■ **EXERCISE BRIEF**
Images do not belong in the copy. Retype all the entries below exactly.

********

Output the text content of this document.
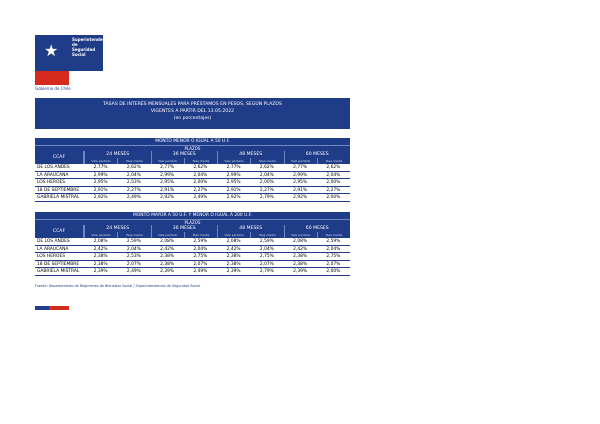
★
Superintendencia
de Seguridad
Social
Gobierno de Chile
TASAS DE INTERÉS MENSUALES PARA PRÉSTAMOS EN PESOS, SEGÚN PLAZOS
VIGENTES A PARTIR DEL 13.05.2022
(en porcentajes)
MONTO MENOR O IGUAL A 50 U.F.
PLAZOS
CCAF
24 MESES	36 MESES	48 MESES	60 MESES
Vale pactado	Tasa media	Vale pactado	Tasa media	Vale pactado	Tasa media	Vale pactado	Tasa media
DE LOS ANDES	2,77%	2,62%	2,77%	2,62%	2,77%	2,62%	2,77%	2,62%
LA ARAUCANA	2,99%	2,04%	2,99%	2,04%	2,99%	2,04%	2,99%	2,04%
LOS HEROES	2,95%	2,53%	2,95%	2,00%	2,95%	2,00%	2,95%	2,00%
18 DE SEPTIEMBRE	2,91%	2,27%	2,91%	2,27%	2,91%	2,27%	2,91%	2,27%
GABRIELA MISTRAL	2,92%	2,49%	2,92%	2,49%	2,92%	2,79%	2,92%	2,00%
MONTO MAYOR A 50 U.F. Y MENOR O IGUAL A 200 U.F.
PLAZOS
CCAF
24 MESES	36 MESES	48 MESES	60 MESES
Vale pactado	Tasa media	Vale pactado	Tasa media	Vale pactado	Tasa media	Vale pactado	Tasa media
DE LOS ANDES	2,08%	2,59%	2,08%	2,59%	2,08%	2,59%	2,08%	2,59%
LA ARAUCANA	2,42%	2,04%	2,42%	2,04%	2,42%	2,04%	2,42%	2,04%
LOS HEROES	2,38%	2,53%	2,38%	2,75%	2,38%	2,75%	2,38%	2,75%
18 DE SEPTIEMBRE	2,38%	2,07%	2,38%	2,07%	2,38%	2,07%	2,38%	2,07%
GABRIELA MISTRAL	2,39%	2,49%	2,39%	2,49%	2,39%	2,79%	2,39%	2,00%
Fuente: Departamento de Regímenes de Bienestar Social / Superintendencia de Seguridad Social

********

■ **SOLUTION TO THE EXERCISE**
Output the text content of this document.
★
Superintendencia
de Seguridad
Social
Gobierno de Chile
TASAS DE INTERÉS MENSUALES PARA PRÉSTAMOS EN PESOS, SEGÚN PLAZOS
VIGENTES A PARTIR DEL 13.05.2022
(en porcentajes)
MONTO MENOR O IGUAL A 50 U.F.
PLAZOS
CCAF
24 MESES	36 MESES	48 MESES	60 MESES
Vale pactado	Tasa media	Vale pactado	Tasa media	Vale pactado	Tasa media	Vale pactado	Tasa media
DE LOS ANDES	2,77%	2,62%	2,77%	2,62%	2,77%	2,62%	2,77%	2,62%
LA ARAUCANA	2,99%	2,04%	2,99%	2,04%	2,99%	2,04%	2,99%	2,04%
LOS HEROES	2,95%	2,53%	2,95%	2,00%	2,95%	2,00%	2,95%	2,00%
18 DE SEPTIEMBRE	2,91%	2,27%	2,91%	2,27%	2,91%	2,27%	2,91%	2,27%
GABRIELA MISTRAL	2,92%	2,49%	2,92%	2,49%	2,92%	2,79%	2,92%	2,00%
MONTO MAYOR A 50 U.F. Y MENOR O IGUAL A 200 U.F.
PLAZOS
CCAF
24 MESES	36 MESES	48 MESES	60 MESES
Vale pactado	Tasa media	Vale pactado	Tasa media	Vale pactado	Tasa media	Vale pactado	Tasa media
DE LOS ANDES	2,08%	2,59%	2,08%	2,59%	2,08%	2,59%	2,08%	2,59%
LA ARAUCANA	2,42%	2,04%	2,42%	2,04%	2,42%	2,04%	2,42%	2,04%
LOS HEROES	2,38%	2,53%	2,38%	2,75%	2,38%	2,75%	2,38%	2,75%
18 DE SEPTIEMBRE	2,38%	2,07%	2,38%	2,07%	2,38%	2,07%	2,38%	2,07%
GABRIELA MISTRAL	2,39%	2,49%	2,39%	2,49%	2,39%	2,79%	2,39%	2,00%
Fuente: Departamento de Regímenes de Bienestar Social / Superintendencia de Seguridad Social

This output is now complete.